Among the lines of this listing, determine how many contain the string "Taxe". Answer with the number only.

Records from a dataset
......

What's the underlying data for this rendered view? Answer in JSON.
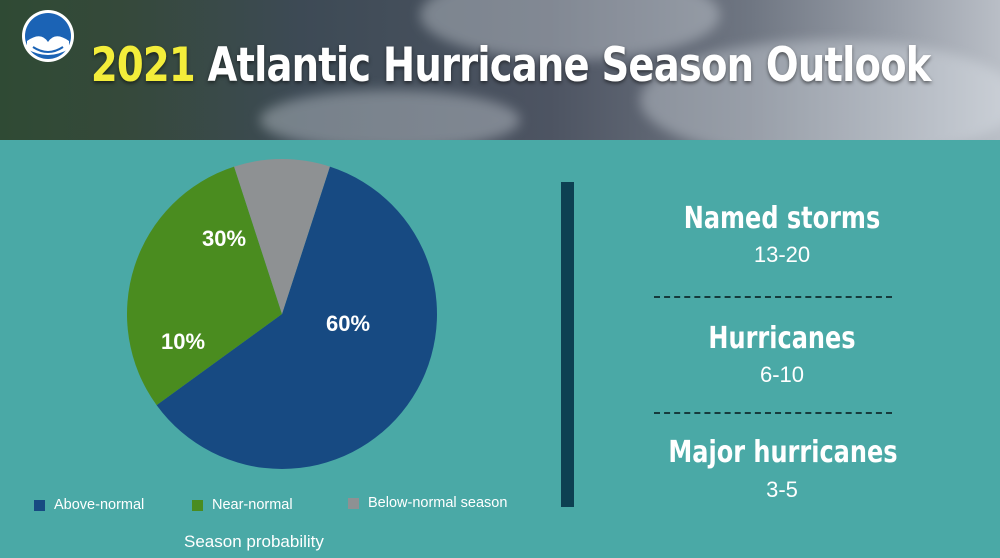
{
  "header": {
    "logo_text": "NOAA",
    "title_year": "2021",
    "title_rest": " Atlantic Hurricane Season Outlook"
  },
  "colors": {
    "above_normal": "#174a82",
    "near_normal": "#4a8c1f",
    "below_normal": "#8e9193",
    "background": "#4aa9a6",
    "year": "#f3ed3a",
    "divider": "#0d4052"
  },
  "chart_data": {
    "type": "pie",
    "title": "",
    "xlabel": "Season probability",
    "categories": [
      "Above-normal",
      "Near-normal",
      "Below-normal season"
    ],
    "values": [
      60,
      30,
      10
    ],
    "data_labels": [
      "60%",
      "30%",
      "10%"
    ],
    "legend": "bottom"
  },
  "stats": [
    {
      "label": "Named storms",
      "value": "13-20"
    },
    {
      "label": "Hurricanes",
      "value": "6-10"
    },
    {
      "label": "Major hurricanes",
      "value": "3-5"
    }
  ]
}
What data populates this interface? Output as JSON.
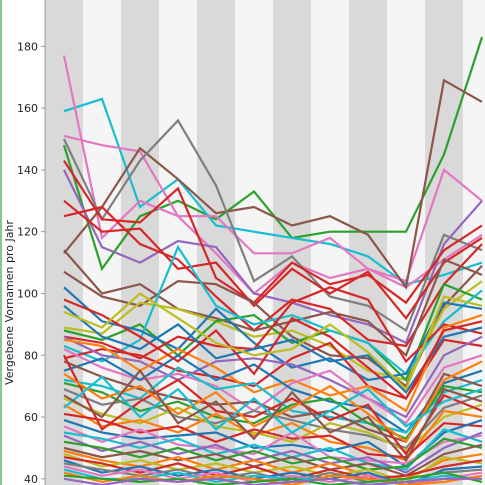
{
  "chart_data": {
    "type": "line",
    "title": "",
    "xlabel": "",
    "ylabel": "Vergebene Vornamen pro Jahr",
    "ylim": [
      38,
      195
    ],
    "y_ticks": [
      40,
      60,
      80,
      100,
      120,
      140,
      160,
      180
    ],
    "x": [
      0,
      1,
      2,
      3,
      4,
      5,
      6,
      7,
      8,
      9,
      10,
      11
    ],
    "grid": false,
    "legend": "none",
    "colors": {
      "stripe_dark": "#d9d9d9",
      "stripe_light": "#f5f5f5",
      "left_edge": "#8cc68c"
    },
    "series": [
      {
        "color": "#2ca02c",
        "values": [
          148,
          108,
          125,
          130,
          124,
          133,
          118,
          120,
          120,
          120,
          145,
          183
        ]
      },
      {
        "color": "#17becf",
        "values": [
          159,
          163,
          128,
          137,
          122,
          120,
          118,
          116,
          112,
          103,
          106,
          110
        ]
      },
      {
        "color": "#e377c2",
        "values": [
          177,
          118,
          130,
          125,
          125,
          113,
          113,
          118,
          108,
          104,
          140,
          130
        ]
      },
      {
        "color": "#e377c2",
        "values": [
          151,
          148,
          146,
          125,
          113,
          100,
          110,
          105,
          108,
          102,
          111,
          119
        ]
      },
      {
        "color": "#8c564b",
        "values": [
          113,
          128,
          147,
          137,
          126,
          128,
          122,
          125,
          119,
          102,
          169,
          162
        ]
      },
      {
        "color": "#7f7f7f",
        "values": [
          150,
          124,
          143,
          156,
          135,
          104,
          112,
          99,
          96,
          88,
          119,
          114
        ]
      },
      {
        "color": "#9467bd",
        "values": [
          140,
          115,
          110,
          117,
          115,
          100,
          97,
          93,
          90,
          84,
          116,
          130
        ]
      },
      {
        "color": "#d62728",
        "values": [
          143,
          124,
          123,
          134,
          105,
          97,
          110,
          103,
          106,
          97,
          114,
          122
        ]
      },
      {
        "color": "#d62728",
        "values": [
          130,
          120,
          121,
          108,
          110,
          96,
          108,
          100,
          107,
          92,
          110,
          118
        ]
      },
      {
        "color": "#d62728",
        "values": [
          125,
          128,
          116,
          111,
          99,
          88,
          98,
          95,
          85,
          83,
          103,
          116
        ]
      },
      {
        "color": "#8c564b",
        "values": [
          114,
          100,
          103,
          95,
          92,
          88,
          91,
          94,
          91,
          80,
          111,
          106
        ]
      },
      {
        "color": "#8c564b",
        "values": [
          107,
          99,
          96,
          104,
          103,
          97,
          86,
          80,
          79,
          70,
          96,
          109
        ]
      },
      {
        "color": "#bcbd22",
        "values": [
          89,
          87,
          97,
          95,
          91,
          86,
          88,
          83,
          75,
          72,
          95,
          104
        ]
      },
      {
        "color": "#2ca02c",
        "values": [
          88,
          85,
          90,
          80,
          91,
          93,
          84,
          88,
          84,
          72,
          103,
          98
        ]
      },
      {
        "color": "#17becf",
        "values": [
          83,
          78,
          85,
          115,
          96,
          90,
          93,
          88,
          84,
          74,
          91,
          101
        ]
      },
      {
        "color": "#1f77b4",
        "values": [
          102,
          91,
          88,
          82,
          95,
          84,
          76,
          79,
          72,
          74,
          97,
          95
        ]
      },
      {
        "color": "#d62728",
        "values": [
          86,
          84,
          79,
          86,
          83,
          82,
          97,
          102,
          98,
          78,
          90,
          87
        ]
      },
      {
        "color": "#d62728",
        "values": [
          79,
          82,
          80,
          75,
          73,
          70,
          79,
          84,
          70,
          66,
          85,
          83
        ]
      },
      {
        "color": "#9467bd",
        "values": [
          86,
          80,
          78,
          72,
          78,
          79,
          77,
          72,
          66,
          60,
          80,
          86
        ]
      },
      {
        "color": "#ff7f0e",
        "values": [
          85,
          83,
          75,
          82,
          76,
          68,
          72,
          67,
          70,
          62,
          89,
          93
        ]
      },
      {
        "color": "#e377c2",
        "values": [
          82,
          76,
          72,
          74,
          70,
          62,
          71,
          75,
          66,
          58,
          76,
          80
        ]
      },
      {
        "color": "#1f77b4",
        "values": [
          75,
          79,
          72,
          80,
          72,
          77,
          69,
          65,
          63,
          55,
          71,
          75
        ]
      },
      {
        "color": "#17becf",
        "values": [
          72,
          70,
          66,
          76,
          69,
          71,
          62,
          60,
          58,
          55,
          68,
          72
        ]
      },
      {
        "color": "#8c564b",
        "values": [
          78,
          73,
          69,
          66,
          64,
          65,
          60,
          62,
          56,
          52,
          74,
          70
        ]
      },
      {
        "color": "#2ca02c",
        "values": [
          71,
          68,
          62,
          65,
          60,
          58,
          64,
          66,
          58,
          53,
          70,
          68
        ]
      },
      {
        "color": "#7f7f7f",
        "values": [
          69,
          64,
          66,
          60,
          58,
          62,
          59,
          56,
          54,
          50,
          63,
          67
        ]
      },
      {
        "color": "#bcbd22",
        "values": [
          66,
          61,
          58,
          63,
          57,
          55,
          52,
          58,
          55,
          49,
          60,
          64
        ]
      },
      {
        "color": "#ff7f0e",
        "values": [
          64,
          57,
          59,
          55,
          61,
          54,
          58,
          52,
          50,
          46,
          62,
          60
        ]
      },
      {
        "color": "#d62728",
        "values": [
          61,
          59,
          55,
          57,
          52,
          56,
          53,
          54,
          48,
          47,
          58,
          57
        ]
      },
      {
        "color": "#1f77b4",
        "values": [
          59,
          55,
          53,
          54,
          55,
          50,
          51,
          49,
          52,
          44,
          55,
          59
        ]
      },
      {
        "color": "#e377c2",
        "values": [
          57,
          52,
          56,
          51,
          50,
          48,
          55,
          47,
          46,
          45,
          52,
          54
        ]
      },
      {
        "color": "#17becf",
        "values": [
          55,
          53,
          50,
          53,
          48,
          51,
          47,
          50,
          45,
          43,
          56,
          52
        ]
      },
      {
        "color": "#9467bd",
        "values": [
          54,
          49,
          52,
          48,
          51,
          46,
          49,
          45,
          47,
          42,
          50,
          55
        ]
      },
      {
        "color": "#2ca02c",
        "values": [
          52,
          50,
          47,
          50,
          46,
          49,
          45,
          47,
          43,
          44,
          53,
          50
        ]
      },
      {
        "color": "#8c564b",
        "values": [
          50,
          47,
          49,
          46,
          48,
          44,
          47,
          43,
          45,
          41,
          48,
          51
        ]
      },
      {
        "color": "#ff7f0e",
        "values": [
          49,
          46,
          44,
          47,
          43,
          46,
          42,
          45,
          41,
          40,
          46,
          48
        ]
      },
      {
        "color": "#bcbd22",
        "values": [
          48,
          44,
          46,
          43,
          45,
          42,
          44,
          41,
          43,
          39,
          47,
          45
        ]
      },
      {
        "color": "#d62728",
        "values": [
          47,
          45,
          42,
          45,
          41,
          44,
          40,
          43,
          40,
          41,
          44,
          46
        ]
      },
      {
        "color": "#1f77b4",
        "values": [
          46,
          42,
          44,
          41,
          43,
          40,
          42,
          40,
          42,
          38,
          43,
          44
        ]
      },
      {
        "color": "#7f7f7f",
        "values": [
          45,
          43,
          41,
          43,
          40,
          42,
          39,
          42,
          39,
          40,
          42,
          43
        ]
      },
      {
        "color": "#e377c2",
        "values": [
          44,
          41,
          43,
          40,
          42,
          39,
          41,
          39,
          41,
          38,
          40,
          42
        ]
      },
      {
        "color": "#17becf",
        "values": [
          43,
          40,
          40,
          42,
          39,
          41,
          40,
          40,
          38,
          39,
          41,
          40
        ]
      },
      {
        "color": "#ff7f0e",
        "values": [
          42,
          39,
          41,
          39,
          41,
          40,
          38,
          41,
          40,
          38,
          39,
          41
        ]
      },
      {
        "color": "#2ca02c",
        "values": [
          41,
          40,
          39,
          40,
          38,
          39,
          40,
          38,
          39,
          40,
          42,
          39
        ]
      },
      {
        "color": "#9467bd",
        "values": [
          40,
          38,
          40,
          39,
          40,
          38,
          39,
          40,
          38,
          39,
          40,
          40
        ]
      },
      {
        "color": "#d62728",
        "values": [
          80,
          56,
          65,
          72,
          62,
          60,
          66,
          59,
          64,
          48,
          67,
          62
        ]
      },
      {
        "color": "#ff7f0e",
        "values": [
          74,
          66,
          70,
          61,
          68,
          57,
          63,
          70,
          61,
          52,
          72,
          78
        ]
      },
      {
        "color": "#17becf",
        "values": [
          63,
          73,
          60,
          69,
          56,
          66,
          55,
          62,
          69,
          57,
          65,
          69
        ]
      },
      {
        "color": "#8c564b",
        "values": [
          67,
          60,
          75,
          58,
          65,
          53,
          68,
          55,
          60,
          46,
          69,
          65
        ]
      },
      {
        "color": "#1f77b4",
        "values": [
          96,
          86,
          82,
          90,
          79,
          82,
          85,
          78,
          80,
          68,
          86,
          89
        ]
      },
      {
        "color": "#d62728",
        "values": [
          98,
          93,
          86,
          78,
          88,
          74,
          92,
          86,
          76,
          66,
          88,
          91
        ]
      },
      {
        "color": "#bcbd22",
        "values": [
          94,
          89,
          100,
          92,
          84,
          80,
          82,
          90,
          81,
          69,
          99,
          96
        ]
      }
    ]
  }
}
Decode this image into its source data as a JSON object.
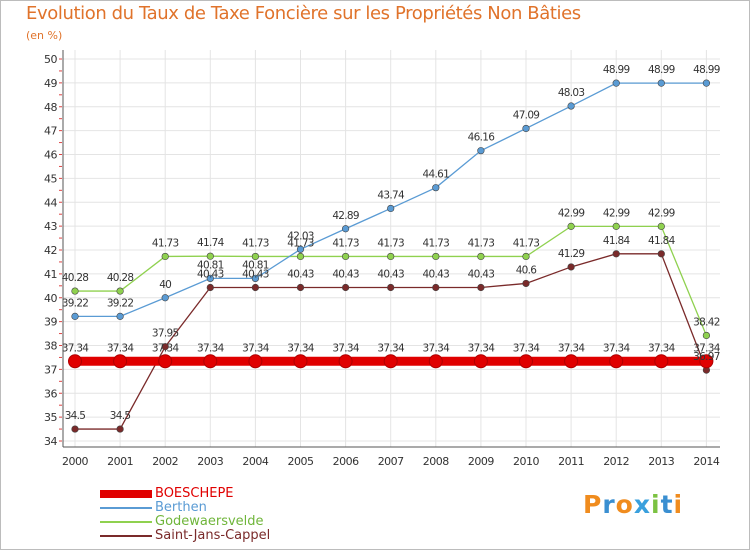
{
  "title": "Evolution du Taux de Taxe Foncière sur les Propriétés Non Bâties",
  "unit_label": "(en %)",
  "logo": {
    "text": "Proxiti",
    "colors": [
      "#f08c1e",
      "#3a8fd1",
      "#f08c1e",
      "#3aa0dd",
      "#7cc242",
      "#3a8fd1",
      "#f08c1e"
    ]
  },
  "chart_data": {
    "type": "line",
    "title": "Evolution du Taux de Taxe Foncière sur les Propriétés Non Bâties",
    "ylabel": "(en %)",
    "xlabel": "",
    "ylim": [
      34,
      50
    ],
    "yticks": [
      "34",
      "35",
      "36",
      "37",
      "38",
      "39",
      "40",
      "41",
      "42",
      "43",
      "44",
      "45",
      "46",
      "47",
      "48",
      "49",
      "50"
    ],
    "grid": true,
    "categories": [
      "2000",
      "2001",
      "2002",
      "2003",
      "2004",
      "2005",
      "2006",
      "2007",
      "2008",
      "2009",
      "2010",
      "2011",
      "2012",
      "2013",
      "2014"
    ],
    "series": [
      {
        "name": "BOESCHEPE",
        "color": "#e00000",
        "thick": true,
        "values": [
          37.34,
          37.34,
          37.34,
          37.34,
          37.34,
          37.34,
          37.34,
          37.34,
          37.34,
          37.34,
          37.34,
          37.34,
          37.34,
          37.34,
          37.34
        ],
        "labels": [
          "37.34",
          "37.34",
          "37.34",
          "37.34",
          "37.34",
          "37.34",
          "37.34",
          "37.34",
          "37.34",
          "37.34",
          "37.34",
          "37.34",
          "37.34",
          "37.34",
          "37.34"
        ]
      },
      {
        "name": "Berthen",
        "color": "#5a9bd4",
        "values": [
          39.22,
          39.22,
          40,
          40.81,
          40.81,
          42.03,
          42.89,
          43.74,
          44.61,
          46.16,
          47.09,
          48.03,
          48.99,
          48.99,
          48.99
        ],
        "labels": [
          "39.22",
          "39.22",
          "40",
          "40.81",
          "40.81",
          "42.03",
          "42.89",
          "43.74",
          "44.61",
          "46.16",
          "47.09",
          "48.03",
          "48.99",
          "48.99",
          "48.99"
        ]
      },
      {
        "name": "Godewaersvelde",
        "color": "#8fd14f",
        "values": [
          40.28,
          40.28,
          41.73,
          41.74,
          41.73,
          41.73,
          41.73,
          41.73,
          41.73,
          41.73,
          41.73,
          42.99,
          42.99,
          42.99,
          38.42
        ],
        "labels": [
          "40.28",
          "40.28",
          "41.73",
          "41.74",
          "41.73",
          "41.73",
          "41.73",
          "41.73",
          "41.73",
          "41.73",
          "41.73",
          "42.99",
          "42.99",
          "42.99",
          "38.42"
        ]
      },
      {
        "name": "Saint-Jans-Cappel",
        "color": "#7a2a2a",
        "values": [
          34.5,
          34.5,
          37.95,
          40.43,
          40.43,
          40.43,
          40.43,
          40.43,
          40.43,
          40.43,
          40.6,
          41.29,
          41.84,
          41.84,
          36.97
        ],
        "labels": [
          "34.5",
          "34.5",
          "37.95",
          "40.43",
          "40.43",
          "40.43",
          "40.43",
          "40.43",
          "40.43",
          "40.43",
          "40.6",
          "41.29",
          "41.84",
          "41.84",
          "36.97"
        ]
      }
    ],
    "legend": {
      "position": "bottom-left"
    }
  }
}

......

> [SOLUTION TO THIS TASK]
2